** start of Provided data **

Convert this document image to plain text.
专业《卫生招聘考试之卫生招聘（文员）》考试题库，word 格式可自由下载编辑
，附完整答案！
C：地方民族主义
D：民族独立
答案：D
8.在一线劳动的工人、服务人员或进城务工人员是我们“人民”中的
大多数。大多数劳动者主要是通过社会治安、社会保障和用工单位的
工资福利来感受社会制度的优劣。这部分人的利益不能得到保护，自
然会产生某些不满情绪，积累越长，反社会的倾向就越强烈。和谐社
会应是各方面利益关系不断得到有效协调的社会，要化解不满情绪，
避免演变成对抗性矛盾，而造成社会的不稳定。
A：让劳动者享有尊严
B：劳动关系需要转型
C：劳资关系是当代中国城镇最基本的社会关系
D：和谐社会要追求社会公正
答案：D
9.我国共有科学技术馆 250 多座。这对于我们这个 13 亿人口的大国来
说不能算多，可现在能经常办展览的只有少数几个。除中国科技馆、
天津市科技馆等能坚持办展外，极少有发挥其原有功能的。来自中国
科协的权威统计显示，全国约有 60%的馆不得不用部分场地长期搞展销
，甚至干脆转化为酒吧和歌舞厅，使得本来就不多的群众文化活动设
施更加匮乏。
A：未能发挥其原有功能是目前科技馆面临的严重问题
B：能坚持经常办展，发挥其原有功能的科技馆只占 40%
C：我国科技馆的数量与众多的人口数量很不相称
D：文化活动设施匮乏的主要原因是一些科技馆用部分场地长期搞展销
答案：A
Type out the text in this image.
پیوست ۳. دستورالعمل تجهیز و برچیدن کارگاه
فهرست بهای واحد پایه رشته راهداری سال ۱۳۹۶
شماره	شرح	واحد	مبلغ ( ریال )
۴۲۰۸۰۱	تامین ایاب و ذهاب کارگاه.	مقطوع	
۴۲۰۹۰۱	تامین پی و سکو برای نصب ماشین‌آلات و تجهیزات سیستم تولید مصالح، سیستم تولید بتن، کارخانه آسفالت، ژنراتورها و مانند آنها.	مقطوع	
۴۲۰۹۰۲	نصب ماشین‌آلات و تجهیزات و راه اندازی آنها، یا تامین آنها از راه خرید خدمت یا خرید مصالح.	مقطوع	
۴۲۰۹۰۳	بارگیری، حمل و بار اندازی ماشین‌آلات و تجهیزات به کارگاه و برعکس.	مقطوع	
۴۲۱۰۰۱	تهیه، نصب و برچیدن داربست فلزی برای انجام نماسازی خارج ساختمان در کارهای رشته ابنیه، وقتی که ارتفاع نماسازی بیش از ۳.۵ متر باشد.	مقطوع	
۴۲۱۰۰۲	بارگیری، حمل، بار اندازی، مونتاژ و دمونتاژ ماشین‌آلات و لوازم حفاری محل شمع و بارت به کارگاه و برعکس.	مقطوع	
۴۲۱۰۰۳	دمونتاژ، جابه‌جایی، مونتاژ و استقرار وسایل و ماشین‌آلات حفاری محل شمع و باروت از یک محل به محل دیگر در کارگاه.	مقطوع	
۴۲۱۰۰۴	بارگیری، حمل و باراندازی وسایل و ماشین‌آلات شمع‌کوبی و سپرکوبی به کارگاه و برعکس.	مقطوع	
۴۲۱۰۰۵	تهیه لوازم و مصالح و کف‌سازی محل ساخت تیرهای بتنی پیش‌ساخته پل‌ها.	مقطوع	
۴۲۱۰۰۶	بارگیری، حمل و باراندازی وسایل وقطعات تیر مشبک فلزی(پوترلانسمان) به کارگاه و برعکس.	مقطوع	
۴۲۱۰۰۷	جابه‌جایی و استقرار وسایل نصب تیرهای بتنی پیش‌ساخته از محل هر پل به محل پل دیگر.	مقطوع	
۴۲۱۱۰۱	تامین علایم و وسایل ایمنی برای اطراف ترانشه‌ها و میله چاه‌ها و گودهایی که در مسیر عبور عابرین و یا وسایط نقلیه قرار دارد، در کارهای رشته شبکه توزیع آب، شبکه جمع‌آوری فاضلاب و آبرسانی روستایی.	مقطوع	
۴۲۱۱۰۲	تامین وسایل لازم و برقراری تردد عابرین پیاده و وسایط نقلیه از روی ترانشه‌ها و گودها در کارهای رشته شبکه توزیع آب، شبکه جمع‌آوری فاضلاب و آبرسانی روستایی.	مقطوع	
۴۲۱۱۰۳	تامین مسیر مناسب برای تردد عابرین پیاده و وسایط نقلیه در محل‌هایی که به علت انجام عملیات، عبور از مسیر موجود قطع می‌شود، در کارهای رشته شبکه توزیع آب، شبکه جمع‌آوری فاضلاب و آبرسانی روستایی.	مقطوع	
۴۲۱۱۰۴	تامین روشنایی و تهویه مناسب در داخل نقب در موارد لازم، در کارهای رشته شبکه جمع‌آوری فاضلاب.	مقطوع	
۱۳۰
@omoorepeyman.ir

** end of Provided data **

**Short exercise**: Check each line of the entries above for the word "دمونتاژ". List the ones that have it.

**Answer to this exercise**:
۴۲۱۰۰۲	بارگیری، حمل، بار اندازی، مونتاژ و دمونتاژ ماشین‌آلات و لوازم حفاری محل شمع و بارت به کارگاه و برعکس.	مقطوع	
۴۲۱۰۰۳	دمونتاژ، جابه‌جایی، مونتاژ و استقرار وسایل و ماشین‌آلات حفاری محل شمع و باروت از یک محل به محل دیگر در کارگاه.	مقطوع	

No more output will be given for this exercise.